* _Work to be completed_
Retype the whole listing below, character for character.

#### Dataset entries

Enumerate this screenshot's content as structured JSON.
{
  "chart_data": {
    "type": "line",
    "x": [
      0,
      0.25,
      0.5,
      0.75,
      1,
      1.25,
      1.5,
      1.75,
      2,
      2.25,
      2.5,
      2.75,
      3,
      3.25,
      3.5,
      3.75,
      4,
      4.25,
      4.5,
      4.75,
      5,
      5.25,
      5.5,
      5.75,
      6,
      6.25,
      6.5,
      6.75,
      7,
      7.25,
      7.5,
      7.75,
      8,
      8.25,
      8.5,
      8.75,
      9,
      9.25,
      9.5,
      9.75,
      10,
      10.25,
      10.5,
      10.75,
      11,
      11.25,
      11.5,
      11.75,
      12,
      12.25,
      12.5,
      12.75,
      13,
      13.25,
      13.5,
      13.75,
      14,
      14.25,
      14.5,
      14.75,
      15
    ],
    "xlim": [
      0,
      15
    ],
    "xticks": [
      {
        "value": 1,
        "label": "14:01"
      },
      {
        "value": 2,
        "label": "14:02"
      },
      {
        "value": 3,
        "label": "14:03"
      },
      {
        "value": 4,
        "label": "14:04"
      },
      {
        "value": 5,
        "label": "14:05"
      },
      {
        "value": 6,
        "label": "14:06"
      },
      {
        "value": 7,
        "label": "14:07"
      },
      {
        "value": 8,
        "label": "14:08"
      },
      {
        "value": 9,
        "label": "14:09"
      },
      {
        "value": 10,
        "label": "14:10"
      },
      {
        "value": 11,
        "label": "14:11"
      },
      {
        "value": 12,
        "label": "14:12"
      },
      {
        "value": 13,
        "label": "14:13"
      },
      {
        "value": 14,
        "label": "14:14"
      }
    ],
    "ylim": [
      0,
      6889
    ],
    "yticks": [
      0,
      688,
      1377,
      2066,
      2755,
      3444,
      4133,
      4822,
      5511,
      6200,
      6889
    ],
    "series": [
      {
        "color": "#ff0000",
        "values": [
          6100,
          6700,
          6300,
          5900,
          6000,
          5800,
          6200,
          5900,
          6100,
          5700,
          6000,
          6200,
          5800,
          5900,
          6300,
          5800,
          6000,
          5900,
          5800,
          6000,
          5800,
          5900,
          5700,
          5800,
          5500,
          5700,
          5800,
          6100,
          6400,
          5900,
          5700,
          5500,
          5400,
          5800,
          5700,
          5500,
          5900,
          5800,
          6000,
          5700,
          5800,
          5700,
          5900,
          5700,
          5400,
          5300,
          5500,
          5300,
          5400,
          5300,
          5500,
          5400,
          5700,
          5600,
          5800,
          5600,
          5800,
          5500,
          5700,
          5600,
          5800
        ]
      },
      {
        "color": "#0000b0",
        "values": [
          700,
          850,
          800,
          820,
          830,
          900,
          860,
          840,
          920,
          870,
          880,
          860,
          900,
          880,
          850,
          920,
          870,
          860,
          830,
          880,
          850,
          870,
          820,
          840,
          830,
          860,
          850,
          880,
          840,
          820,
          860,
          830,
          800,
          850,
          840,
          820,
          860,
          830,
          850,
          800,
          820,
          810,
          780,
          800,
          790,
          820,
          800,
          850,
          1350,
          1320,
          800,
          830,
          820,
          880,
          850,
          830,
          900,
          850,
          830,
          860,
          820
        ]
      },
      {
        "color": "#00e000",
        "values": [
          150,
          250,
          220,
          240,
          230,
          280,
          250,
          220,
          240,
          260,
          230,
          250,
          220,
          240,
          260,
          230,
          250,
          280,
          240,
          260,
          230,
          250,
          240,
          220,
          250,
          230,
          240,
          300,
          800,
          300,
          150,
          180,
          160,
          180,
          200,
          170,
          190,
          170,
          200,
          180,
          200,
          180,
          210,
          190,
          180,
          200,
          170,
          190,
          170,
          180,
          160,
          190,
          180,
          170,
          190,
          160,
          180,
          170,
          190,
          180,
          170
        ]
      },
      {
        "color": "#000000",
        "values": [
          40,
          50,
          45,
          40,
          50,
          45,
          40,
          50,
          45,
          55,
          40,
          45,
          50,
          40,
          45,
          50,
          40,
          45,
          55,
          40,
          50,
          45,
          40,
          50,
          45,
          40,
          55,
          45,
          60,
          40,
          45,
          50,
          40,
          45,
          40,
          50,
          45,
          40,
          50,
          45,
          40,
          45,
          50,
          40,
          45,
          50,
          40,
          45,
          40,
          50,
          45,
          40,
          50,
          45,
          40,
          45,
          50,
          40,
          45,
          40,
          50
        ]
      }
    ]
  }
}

########

* _Exercise result_
Enumerate this screenshot's content as structured JSON.
{
  "chart_data": {
    "type": "line",
    "x": [
      0,
      0.25,
      0.5,
      0.75,
      1,
      1.25,
      1.5,
      1.75,
      2,
      2.25,
      2.5,
      2.75,
      3,
      3.25,
      3.5,
      3.75,
      4,
      4.25,
      4.5,
      4.75,
      5,
      5.25,
      5.5,
      5.75,
      6,
      6.25,
      6.5,
      6.75,
      7,
      7.25,
      7.5,
      7.75,
      8,
      8.25,
      8.5,
      8.75,
      9,
      9.25,
      9.5,
      9.75,
      10,
      10.25,
      10.5,
      10.75,
      11,
      11.25,
      11.5,
      11.75,
      12,
      12.25,
      12.5,
      12.75,
      13,
      13.25,
      13.5,
      13.75,
      14,
      14.25,
      14.5,
      14.75,
      15
    ],
    "xlim": [
      0,
      15
    ],
    "xticks": [
      {
        "value": 1,
        "label": "14:01"
      },
      {
        "value": 2,
        "label": "14:02"
      },
      {
        "value": 3,
        "label": "14:03"
      },
      {
        "value": 4,
        "label": "14:04"
      },
      {
        "value": 5,
        "label": "14:05"
      },
      {
        "value": 6,
        "label": "14:06"
      },
      {
        "value": 7,
        "label": "14:07"
      },
      {
        "value": 8,
        "label": "14:08"
      },
      {
        "value": 9,
        "label": "14:09"
      },
      {
        "value": 10,
        "label": "14:10"
      },
      {
        "value": 11,
        "label": "14:11"
      },
      {
        "value": 12,
        "label": "14:12"
      },
      {
        "value": 13,
        "label": "14:13"
      },
      {
        "value": 14,
        "label": "14:14"
      }
    ],
    "ylim": [
      0,
      6889
    ],
    "yticks": [
      0,
      688,
      1377,
      2066,
      2755,
      3444,
      4133,
      4822,
      5511,
      6200,
      6889
    ],
    "series": [
      {
        "color": "#ff0000",
        "values": [
          6100,
          6700,
          6300,
          5900,
          6000,
          5800,
          6200,
          5900,
          6100,
          5700,
          6000,
          6200,
          5800,
          5900,
          6300,
          5800,
          6000,
          5900,
          5800,
          6000,
          5800,
          5900,
          5700,
          5800,
          5500,
          5700,
          5800,
          6100,
          6400,
          5900,
          5700,
          5500,
          5400,
          5800,
          5700,
          5500,
          5900,
          5800,
          6000,
          5700,
          5800,
          5700,
          5900,
          5700,
          5400,
          5300,
          5500,
          5300,
          5400,
          5300,
          5500,
          5400,
          5700,
          5600,
          5800,
          5600,
          5800,
          5500,
          5700,
          5600,
          5800
        ]
      },
      {
        "color": "#0000b0",
        "values": [
          700,
          850,
          800,
          820,
          830,
          900,
          860,
          840,
          920,
          870,
          880,
          860,
          900,
          880,
          850,
          920,
          870,
          860,
          830,
          880,
          850,
          870,
          820,
          840,
          830,
          860,
          850,
          880,
          840,
          820,
          860,
          830,
          800,
          850,
          840,
          820,
          860,
          830,
          850,
          800,
          820,
          810,
          780,
          800,
          790,
          820,
          800,
          850,
          1350,
          1320,
          800,
          830,
          820,
          880,
          850,
          830,
          900,
          850,
          830,
          860,
          820
        ]
      },
      {
        "color": "#00e000",
        "values": [
          150,
          250,
          220,
          240,
          230,
          280,
          250,
          220,
          240,
          260,
          230,
          250,
          220,
          240,
          260,
          230,
          250,
          280,
          240,
          260,
          230,
          250,
          240,
          220,
          250,
          230,
          240,
          300,
          800,
          300,
          150,
          180,
          160,
          180,
          200,
          170,
          190,
          170,
          200,
          180,
          200,
          180,
          210,
          190,
          180,
          200,
          170,
          190,
          170,
          180,
          160,
          190,
          180,
          170,
          190,
          160,
          180,
          170,
          190,
          180,
          170
        ]
      },
      {
        "color": "#000000",
        "values": [
          40,
          50,
          45,
          40,
          50,
          45,
          40,
          50,
          45,
          55,
          40,
          45,
          50,
          40,
          45,
          50,
          40,
          45,
          55,
          40,
          50,
          45,
          40,
          50,
          45,
          40,
          55,
          45,
          60,
          40,
          45,
          50,
          40,
          45,
          40,
          50,
          45,
          40,
          50,
          45,
          40,
          45,
          50,
          40,
          45,
          50,
          40,
          45,
          40,
          50,
          45,
          40,
          50,
          45,
          40,
          45,
          50,
          40,
          45,
          40,
          50
        ]
      }
    ]
  }
}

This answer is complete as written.